*Set exercise*: Wherever the string "रहकर" appears in a line, extract that line.

*Provided data*:
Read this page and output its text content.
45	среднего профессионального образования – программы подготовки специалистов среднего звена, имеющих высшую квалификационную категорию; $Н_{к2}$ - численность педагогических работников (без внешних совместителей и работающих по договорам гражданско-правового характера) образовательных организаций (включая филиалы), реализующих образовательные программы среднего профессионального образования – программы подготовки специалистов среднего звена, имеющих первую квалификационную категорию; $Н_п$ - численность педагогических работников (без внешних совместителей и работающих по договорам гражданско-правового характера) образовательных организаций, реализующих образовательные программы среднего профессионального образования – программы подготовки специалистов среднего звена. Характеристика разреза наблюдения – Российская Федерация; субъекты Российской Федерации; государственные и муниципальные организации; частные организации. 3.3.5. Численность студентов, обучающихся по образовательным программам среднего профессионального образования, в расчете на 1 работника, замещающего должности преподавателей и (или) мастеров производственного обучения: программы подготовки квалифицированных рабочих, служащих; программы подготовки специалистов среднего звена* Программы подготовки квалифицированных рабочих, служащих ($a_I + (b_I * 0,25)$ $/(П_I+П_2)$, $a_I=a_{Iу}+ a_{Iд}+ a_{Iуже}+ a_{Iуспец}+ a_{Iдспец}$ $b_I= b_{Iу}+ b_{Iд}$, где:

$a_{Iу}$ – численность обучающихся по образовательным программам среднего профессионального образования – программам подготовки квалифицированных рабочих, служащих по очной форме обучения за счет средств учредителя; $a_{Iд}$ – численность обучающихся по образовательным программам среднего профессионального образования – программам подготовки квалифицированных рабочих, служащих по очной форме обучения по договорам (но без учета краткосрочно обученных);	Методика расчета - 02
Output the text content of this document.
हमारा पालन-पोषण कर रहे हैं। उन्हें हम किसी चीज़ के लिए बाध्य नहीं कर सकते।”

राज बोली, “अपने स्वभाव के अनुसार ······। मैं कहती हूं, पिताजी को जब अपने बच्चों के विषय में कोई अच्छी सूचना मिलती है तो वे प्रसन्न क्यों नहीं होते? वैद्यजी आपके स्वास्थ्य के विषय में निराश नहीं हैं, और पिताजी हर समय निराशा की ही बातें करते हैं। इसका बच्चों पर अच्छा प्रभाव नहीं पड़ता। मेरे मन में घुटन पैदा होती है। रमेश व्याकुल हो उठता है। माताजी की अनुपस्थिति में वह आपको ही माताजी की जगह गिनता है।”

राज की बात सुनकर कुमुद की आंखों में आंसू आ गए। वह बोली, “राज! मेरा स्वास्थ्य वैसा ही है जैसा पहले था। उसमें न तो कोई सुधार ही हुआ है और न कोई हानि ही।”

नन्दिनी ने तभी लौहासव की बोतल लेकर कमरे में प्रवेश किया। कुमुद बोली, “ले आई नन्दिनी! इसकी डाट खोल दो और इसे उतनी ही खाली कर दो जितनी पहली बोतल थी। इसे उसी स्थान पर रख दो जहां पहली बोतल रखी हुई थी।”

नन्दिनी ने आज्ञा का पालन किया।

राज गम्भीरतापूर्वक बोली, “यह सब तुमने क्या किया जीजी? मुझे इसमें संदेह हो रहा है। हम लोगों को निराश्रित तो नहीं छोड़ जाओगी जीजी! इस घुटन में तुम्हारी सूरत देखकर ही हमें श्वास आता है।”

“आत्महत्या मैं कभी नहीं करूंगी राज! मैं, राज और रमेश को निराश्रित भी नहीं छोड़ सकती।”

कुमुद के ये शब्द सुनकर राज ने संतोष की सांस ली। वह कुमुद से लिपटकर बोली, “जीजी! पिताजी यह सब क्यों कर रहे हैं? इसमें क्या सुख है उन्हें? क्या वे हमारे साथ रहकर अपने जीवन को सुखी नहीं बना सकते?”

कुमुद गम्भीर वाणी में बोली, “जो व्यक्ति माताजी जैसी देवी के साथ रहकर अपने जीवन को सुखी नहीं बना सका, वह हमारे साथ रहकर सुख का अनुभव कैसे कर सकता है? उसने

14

*Finished exercise*:
कुमुद के ये शब्द सुनकर राज ने संतोष की सांस ली। वह कुमुद से लिपटकर बोली, “जीजी! पिताजी यह सब क्यों कर रहे हैं? इसमें क्या सुख है उन्हें? क्या वे हमारे साथ रहकर अपने जीवन को सुखी नहीं बना सकते?”
कुमुद गम्भीर वाणी में बोली, “जो व्यक्ति माताजी जैसी देवी के साथ रहकर अपने जीवन को सुखी नहीं बना सका, वह हमारे साथ रहकर सुख का अनुभव कैसे कर सकता है? उसने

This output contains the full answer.